WORK REQUIRED
Find each line holding the word "Projektin" and give the total alone.

####

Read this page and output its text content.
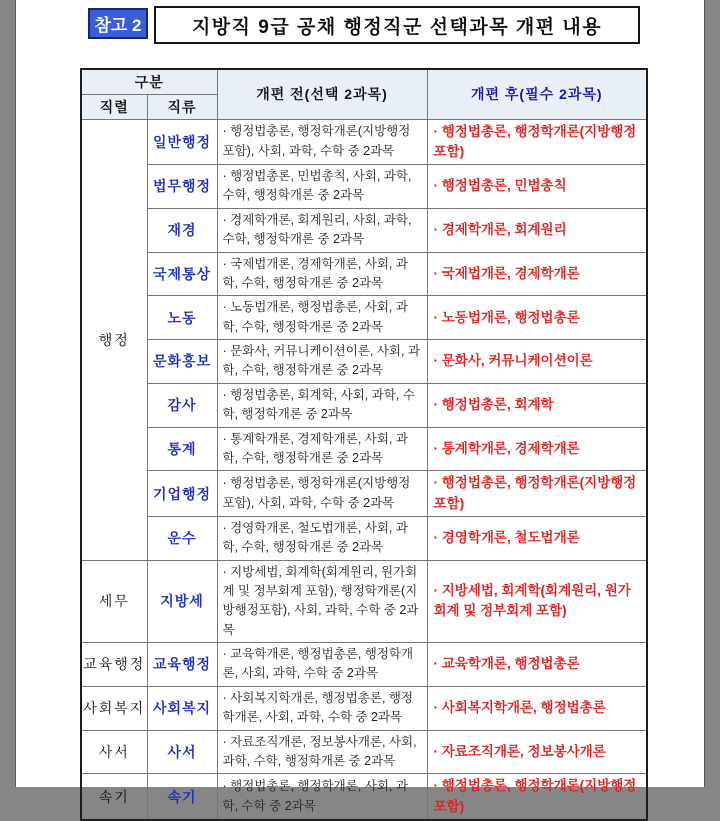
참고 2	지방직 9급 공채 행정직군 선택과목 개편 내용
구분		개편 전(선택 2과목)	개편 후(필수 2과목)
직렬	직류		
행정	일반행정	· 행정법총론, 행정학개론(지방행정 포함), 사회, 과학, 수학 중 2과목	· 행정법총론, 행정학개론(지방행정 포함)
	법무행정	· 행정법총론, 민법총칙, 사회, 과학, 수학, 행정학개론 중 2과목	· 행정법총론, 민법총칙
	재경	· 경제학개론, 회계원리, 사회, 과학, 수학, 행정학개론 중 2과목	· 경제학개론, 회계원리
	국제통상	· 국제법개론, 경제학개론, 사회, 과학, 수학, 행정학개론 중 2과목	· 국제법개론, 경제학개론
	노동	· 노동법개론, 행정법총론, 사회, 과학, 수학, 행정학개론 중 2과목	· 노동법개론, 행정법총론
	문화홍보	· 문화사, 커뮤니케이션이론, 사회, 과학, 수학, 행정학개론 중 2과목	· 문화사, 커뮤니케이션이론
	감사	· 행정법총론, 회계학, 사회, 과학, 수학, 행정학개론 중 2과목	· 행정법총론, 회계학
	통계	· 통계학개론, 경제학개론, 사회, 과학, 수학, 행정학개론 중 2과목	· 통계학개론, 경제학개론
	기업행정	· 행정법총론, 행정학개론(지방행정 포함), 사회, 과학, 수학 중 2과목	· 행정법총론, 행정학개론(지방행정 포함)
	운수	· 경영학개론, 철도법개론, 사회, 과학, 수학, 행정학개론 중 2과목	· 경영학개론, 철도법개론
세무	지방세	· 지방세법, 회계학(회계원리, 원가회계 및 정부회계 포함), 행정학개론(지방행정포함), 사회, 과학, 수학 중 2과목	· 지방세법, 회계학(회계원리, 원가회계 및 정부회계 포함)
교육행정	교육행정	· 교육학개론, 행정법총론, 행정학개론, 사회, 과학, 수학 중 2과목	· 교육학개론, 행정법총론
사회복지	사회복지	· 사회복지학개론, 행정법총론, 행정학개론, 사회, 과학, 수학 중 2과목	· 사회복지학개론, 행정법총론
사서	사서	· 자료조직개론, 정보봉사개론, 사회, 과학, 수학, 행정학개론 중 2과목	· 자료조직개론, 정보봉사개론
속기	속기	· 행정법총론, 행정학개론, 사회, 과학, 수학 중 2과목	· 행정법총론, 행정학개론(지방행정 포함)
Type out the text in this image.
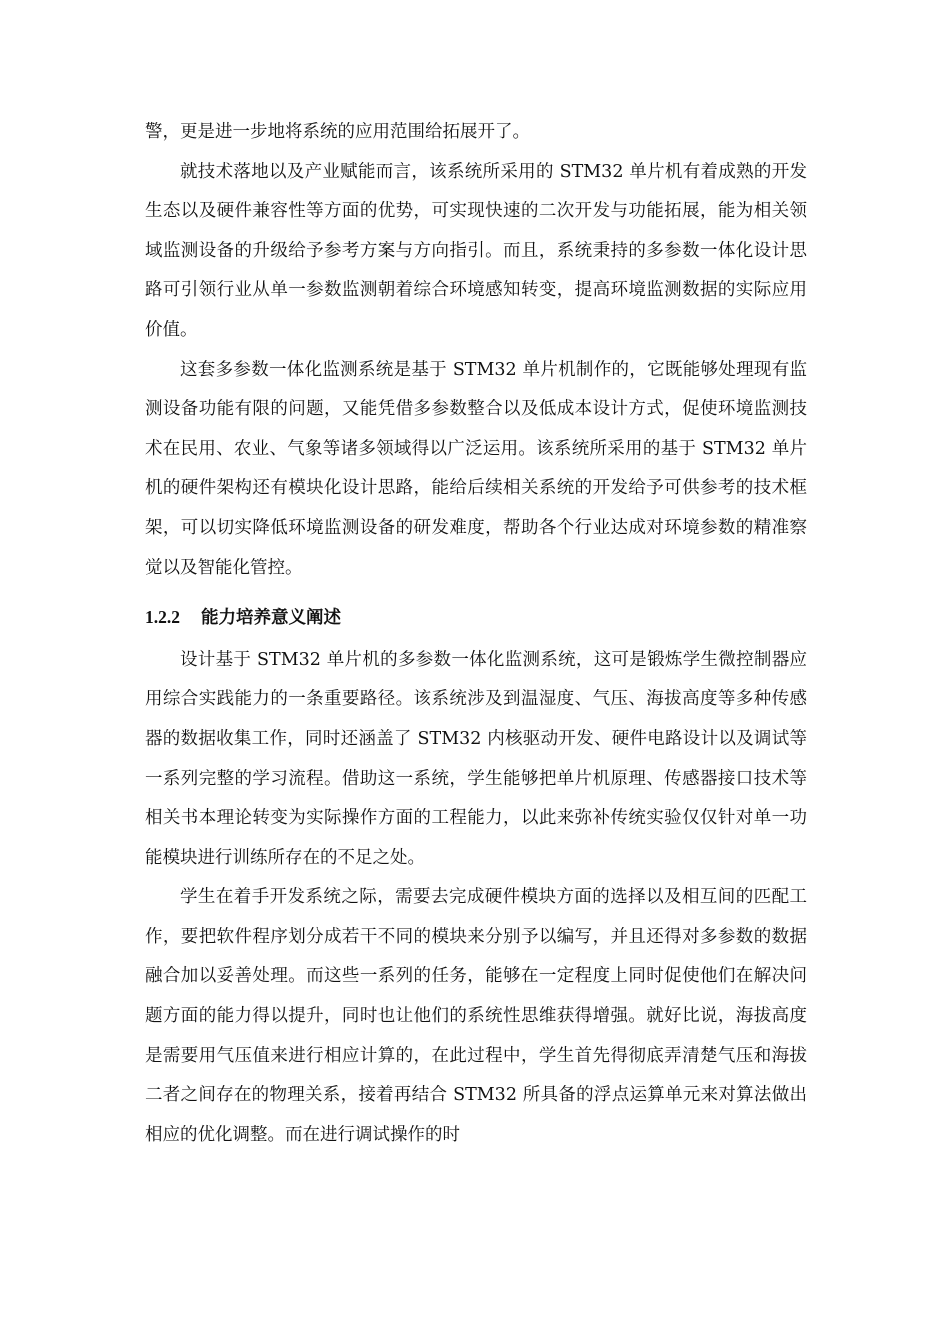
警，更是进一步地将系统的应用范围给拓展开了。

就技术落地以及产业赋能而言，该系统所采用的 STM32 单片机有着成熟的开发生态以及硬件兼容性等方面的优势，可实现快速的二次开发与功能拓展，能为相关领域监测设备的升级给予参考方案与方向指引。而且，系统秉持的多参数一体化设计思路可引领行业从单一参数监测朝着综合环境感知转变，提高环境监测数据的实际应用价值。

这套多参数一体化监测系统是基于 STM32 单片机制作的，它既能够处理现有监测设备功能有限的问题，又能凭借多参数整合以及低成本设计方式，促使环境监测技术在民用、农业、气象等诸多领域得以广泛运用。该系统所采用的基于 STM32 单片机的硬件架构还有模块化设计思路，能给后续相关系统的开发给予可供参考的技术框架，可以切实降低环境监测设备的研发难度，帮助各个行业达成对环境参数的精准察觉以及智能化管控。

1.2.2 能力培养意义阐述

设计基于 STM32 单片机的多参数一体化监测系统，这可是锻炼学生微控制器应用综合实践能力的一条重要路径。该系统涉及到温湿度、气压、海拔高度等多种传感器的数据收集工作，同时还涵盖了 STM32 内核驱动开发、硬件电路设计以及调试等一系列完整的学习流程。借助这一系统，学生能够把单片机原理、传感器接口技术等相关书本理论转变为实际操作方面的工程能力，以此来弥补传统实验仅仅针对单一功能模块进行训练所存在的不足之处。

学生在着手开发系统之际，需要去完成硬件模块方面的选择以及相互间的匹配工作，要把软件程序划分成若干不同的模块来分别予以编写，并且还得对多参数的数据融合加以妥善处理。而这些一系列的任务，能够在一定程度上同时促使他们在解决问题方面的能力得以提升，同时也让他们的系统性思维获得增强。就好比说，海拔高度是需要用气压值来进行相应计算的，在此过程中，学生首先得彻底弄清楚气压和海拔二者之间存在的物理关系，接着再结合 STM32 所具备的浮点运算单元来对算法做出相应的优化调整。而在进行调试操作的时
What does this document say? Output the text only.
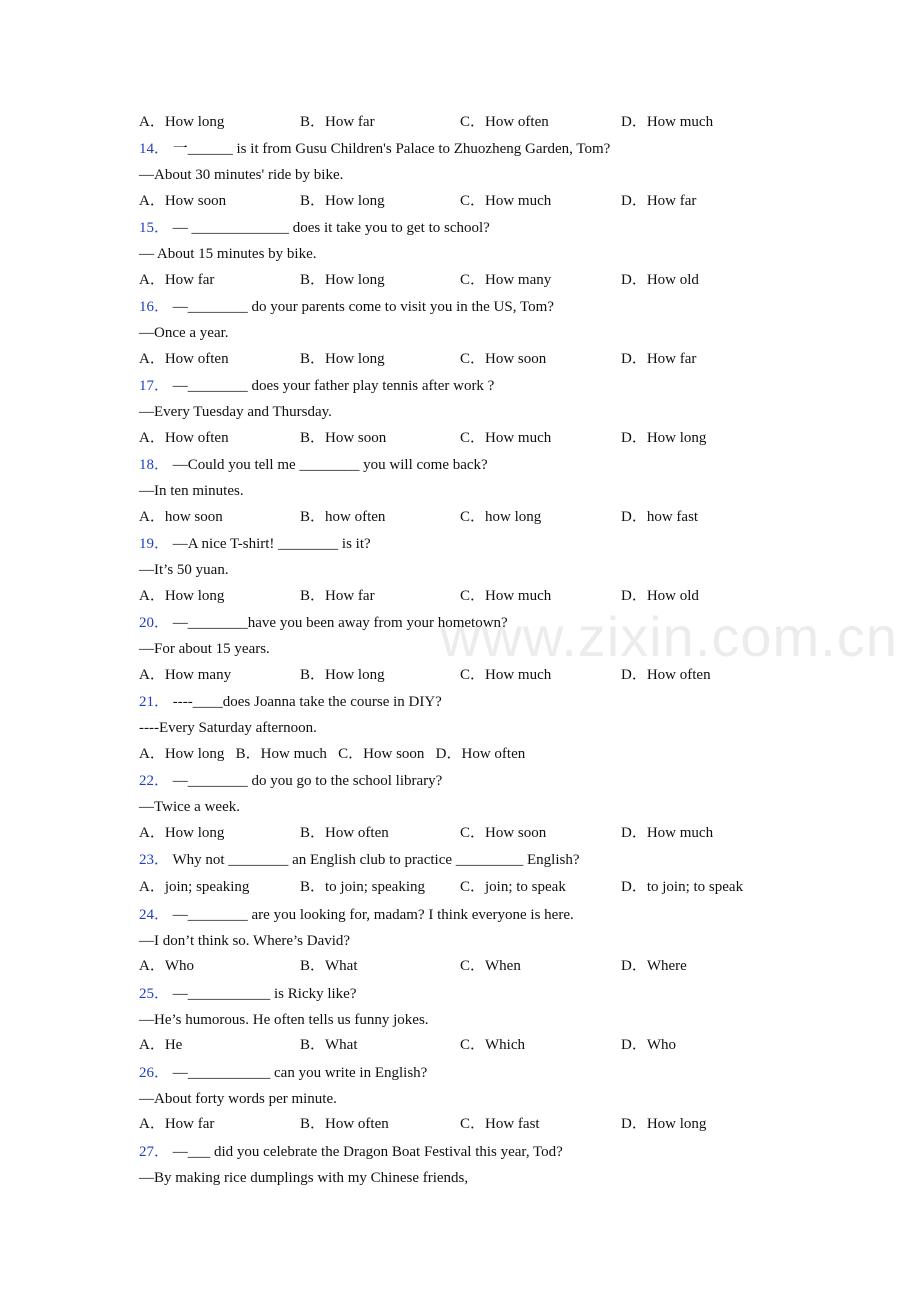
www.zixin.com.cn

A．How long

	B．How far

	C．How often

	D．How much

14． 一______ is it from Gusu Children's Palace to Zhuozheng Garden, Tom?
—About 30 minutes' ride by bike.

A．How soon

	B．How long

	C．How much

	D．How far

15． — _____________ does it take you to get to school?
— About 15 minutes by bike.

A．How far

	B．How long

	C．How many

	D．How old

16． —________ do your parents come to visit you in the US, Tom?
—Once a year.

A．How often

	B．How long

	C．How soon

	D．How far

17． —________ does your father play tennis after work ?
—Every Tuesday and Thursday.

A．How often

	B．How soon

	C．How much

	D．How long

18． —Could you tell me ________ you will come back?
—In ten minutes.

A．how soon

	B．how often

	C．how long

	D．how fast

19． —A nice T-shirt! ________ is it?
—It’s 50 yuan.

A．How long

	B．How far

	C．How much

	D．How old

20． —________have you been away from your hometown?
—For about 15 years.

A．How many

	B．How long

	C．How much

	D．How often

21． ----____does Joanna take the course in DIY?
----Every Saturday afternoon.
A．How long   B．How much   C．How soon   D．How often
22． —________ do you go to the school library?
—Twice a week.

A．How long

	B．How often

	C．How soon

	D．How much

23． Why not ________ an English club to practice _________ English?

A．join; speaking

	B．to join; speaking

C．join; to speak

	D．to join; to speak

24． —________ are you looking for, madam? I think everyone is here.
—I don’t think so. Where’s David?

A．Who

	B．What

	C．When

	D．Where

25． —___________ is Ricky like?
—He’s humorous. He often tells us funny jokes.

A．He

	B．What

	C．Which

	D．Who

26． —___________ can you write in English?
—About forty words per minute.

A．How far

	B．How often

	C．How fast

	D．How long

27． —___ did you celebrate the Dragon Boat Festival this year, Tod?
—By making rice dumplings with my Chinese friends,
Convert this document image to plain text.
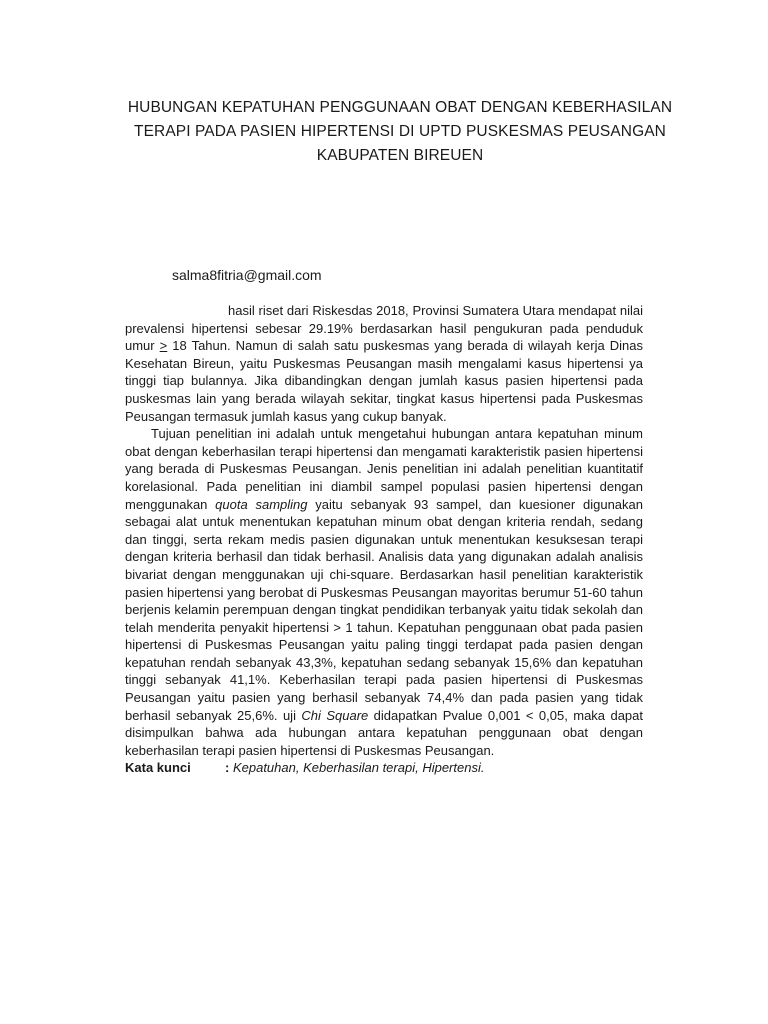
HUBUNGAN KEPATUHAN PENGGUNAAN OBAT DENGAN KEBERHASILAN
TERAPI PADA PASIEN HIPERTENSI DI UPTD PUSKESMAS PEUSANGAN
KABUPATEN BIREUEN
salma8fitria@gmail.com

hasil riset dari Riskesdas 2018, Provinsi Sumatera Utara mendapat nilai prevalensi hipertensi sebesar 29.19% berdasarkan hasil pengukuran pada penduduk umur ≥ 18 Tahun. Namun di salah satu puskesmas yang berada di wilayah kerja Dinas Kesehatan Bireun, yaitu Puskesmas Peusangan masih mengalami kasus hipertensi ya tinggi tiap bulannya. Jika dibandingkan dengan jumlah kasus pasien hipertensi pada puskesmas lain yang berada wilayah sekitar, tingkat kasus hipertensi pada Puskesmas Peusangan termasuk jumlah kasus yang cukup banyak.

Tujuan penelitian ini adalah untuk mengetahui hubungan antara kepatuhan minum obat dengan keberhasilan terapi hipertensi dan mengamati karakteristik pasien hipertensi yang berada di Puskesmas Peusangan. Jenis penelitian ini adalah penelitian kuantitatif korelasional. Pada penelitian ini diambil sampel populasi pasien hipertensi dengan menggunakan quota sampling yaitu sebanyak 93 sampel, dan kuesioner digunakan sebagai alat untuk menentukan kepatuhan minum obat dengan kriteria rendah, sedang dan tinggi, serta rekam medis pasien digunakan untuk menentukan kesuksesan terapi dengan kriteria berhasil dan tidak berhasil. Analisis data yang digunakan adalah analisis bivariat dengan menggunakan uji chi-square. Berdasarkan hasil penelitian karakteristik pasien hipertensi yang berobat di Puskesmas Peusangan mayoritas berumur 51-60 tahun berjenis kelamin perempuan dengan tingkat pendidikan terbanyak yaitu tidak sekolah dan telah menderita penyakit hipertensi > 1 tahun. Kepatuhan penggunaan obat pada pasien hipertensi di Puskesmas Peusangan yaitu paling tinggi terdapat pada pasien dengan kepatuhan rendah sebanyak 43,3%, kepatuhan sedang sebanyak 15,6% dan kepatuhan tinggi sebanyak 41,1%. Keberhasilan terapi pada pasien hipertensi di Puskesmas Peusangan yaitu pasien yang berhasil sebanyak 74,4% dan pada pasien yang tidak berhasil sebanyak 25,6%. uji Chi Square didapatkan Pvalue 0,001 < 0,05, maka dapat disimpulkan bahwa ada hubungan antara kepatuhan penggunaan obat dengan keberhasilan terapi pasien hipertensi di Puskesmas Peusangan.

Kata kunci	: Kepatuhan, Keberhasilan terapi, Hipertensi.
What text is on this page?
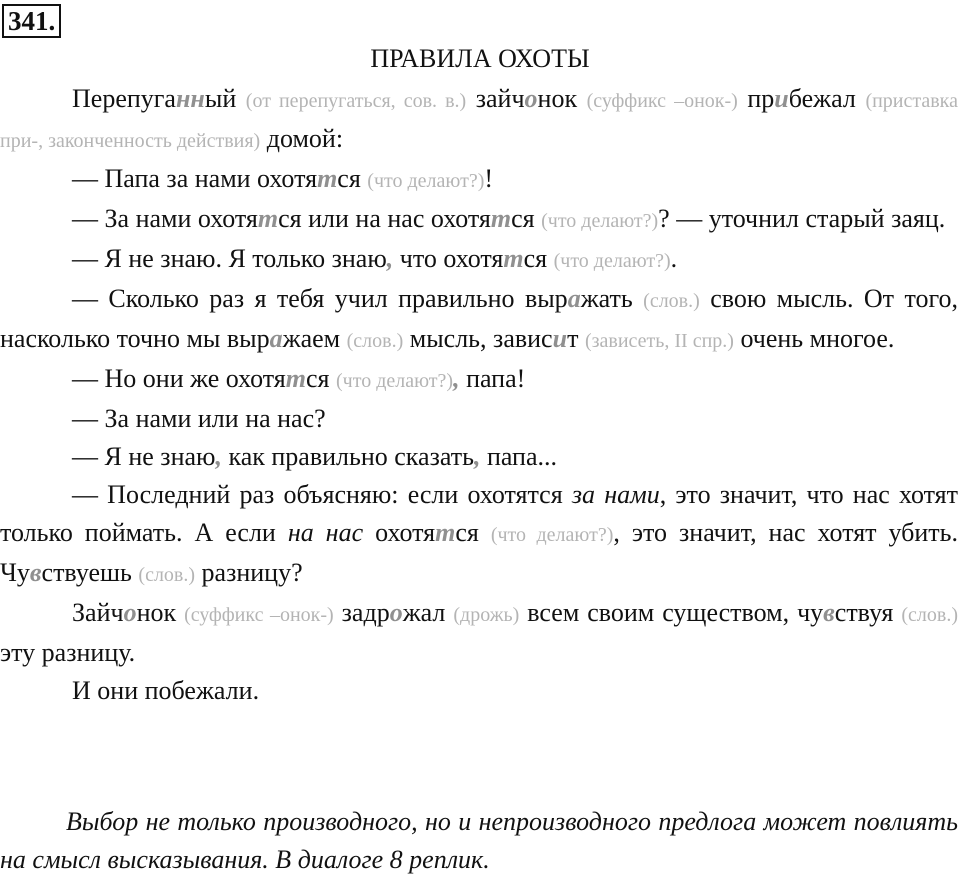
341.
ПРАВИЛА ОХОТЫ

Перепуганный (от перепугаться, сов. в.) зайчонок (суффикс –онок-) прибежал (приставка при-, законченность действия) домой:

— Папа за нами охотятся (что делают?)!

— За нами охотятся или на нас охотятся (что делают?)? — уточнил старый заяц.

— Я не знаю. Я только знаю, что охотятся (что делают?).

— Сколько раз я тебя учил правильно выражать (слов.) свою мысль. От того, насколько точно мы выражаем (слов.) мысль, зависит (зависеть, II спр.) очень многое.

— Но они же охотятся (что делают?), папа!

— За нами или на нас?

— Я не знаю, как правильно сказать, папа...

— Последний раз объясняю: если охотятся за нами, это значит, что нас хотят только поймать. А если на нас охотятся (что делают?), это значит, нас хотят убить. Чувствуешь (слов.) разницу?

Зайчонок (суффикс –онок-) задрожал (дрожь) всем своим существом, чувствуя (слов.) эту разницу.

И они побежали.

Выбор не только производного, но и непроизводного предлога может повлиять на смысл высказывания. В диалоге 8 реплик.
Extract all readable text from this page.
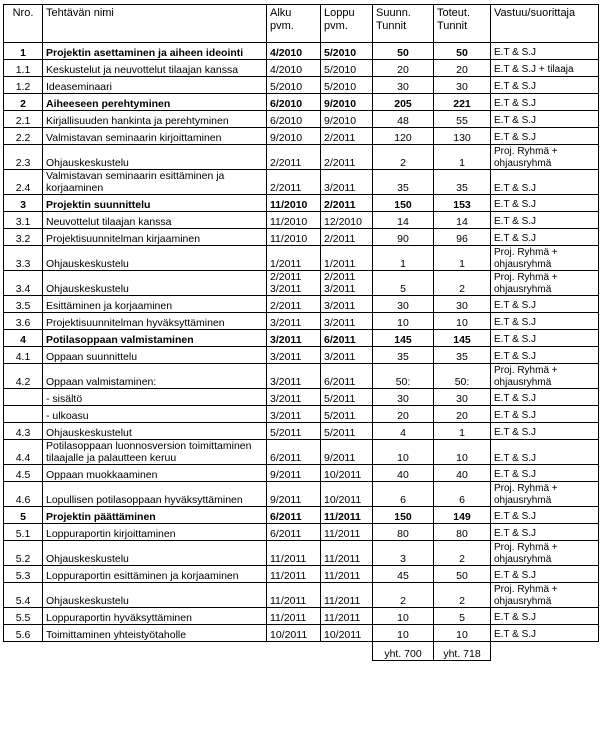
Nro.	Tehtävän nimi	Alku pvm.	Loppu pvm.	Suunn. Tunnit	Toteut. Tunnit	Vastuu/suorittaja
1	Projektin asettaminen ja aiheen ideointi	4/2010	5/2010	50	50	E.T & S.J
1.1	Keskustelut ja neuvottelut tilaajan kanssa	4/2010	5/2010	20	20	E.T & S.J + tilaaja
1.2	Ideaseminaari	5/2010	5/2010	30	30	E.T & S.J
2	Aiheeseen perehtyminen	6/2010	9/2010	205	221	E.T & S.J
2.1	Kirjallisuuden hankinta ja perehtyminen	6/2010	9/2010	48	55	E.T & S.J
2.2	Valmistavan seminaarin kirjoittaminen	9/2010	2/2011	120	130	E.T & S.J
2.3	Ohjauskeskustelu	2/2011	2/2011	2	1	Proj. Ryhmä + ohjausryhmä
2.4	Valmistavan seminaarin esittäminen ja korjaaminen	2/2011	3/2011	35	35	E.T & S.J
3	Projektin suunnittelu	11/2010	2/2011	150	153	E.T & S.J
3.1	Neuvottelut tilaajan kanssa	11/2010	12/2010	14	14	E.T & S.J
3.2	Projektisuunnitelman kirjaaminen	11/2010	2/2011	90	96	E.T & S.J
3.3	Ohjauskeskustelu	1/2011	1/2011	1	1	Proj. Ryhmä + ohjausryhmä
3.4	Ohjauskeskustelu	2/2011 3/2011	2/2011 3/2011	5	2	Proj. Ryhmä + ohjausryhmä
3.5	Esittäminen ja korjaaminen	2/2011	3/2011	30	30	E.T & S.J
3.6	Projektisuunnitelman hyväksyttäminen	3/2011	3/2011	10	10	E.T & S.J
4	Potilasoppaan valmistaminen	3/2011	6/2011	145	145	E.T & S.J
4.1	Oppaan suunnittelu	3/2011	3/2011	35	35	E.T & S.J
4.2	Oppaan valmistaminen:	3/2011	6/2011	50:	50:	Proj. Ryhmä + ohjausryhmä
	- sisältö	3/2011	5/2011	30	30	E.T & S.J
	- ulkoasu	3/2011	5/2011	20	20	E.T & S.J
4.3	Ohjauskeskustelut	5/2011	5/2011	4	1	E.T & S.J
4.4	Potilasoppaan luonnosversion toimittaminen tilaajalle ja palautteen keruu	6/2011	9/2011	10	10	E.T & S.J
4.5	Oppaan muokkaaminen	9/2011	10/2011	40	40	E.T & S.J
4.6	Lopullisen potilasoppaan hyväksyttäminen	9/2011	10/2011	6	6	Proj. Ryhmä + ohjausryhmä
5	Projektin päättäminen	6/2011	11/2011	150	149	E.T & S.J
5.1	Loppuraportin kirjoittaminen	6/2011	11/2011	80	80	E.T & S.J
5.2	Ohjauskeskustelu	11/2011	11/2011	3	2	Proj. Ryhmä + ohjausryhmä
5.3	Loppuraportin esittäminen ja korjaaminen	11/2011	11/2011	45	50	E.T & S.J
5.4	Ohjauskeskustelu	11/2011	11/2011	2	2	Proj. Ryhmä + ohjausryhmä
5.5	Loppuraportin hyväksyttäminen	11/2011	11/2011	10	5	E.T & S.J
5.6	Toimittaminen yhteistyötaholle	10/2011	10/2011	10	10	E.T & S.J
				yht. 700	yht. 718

####

ANSWER BELOW
3